Directions for this task: Give the listing below again in full, exactly as written.

━━━ Supplied records ━━━

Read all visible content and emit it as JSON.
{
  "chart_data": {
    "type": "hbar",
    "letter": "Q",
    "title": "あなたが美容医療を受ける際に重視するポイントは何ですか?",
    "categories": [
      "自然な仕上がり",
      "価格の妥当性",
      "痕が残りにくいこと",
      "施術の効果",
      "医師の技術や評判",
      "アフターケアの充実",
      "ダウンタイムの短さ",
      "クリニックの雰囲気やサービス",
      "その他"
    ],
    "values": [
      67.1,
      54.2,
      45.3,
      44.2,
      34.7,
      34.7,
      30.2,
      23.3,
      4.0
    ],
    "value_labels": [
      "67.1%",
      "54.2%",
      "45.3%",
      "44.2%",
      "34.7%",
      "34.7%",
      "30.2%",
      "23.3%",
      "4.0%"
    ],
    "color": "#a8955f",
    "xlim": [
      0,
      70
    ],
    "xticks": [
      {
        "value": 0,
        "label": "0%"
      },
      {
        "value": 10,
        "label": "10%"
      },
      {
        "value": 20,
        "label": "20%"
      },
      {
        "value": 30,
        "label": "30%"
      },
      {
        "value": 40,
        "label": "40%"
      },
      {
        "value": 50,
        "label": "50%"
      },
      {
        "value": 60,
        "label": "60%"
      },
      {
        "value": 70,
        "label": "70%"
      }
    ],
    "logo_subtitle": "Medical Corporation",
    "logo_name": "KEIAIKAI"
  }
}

━━━

Answer in full:
Read all visible content and emit it as JSON.
{
  "chart_data": {
    "type": "hbar",
    "letter": "Q",
    "title": "あなたが美容医療を受ける際に重視するポイントは何ですか?",
    "categories": [
      "自然な仕上がり",
      "価格の妥当性",
      "痕が残りにくいこと",
      "施術の効果",
      "医師の技術や評判",
      "アフターケアの充実",
      "ダウンタイムの短さ",
      "クリニックの雰囲気やサービス",
      "その他"
    ],
    "values": [
      67.1,
      54.2,
      45.3,
      44.2,
      34.7,
      34.7,
      30.2,
      23.3,
      4.0
    ],
    "value_labels": [
      "67.1%",
      "54.2%",
      "45.3%",
      "44.2%",
      "34.7%",
      "34.7%",
      "30.2%",
      "23.3%",
      "4.0%"
    ],
    "color": "#a8955f",
    "xlim": [
      0,
      70
    ],
    "xticks": [
      {
        "value": 0,
        "label": "0%"
      },
      {
        "value": 10,
        "label": "10%"
      },
      {
        "value": 20,
        "label": "20%"
      },
      {
        "value": 30,
        "label": "30%"
      },
      {
        "value": 40,
        "label": "40%"
      },
      {
        "value": 50,
        "label": "50%"
      },
      {
        "value": 60,
        "label": "60%"
      },
      {
        "value": 70,
        "label": "70%"
      }
    ],
    "logo_subtitle": "Medical Corporation",
    "logo_name": "KEIAIKAI"
  }
}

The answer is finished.